> EXTRACTED ENTRIES
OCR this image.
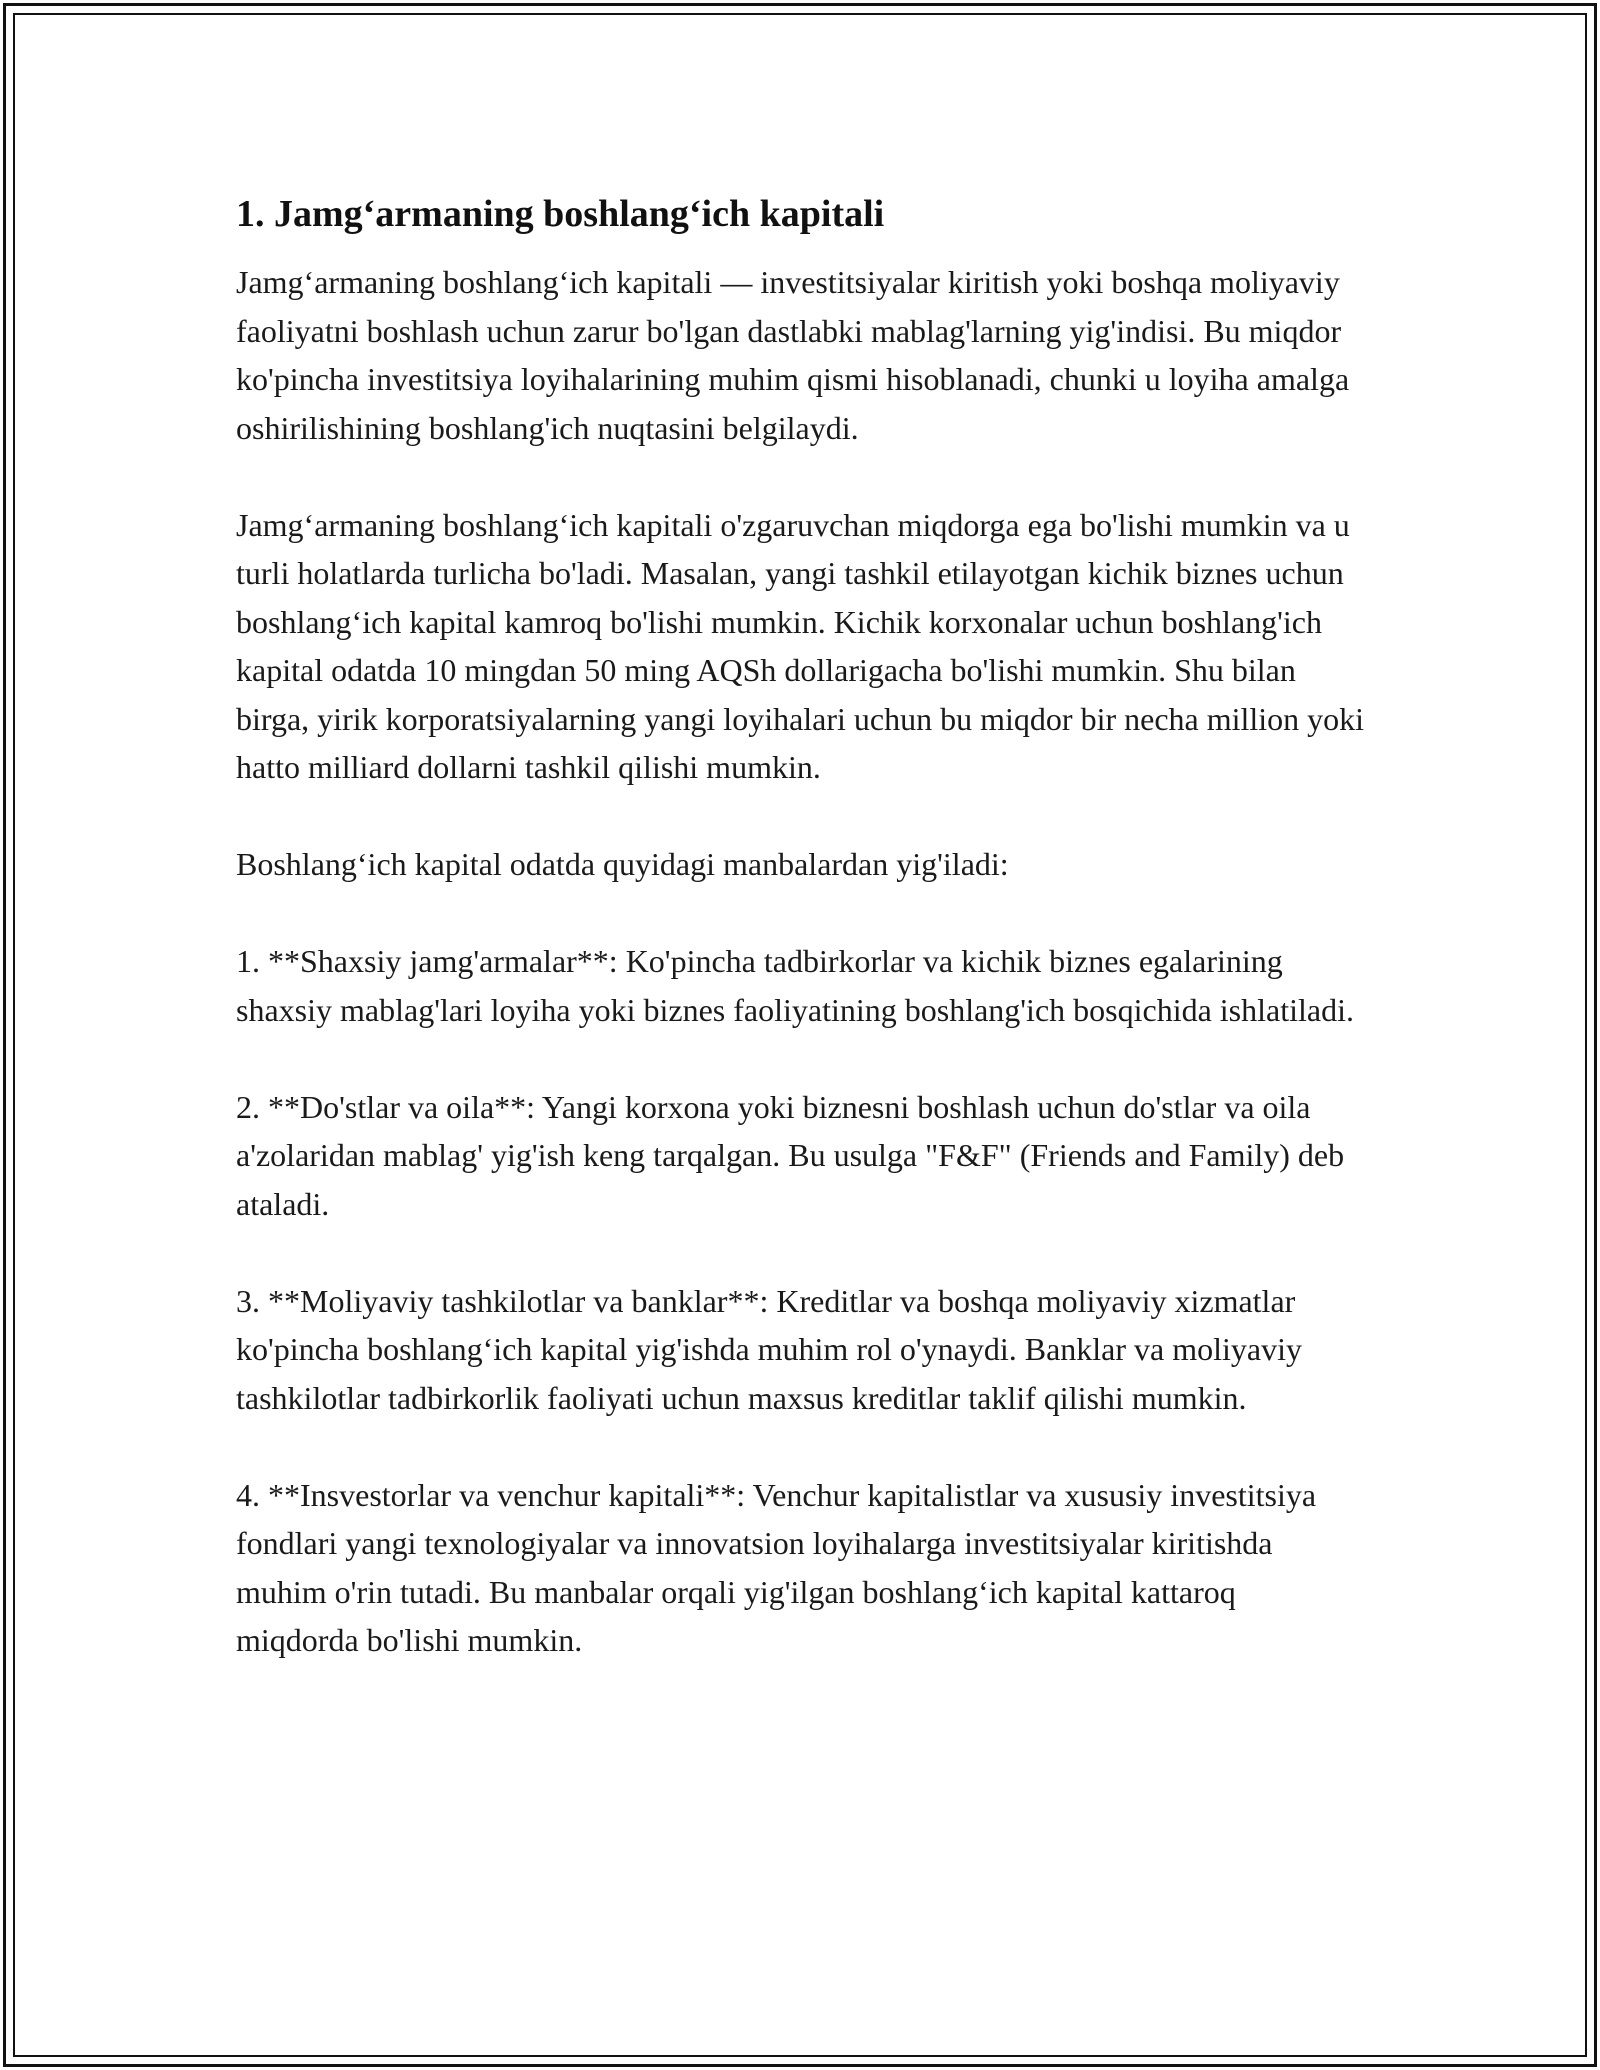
1. Jamg‘armaning boshlang‘ich kapitali

Jamg‘armaning boshlang‘ich kapitali — investitsiyalar kiritish yoki boshqa moliyaviy faoliyatni boshlash uchun zarur bo'lgan dastlabki mablag'larning yig'indisi. Bu miqdor ko'pincha investitsiya loyihalarining muhim qismi hisoblanadi, chunki u loyiha amalga oshirilishining boshlang'ich nuqtasini belgilaydi.

Jamg‘armaning boshlang‘ich kapitali o'zgaruvchan miqdorga ega bo'lishi mumkin va u turli holatlarda turlicha bo'ladi. Masalan, yangi tashkil etilayotgan kichik biznes uchun boshlang‘ich kapital kamroq bo'lishi mumkin. Kichik korxonalar uchun boshlang'ich kapital odatda 10 mingdan 50 ming AQSh dollarigacha bo'lishi mumkin. Shu bilan birga, yirik korporatsiyalarning yangi loyihalari uchun bu miqdor bir necha million yoki hatto milliard dollarni tashkil qilishi mumkin.

Boshlang‘ich kapital odatda quyidagi manbalardan yig'iladi:

1. **Shaxsiy jamg'armalar**: Ko'pincha tadbirkorlar va kichik biznes egalarining shaxsiy mablag'lari loyiha yoki biznes faoliyatining boshlang'ich bosqichida ishlatiladi.

2. **Do'stlar va oila**: Yangi korxona yoki biznesni boshlash uchun do'stlar va oila a'zolaridan mablag' yig'ish keng tarqalgan. Bu usulga "F&F" (Friends and Family) deb ataladi.

3. **Moliyaviy tashkilotlar va banklar**: Kreditlar va boshqa moliyaviy xizmatlar ko'pincha boshlang‘ich kapital yig'ishda muhim rol o'ynaydi. Banklar va moliyaviy tashkilotlar tadbirkorlik faoliyati uchun maxsus kreditlar taklif qilishi mumkin.

4. **Insvestorlar va venchur kapitali**: Venchur kapitalistlar va xususiy investitsiya fondlari yangi texnologiyalar va innovatsion loyihalarga investitsiyalar kiritishda muhim o'rin tutadi. Bu manbalar orqali yig'ilgan boshlang‘ich kapital kattaroq miqdorda bo'lishi mumkin.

> WRITTEN REQUEST
Tally how many lines of the material contain the word "boshqa". The answer must be the number and nothing else.

> WORKED ANSWER
2